___ DATASET ___

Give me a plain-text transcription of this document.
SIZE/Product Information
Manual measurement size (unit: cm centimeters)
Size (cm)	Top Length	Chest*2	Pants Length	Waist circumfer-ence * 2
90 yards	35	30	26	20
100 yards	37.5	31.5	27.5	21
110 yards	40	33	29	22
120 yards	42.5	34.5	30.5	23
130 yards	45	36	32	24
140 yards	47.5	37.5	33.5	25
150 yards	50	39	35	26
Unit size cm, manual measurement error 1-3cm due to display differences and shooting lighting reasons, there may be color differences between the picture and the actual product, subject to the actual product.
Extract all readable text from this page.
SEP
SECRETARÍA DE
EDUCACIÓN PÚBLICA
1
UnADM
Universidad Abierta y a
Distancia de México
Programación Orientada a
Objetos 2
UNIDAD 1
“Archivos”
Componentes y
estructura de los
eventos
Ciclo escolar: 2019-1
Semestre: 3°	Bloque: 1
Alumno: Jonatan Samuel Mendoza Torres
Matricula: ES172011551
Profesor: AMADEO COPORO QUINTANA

___

**EXERCISE REQUIREMENTS**: Say how many lines contain the string "yards", giving nothing but the count.

**WRITTEN ANSWER**: 7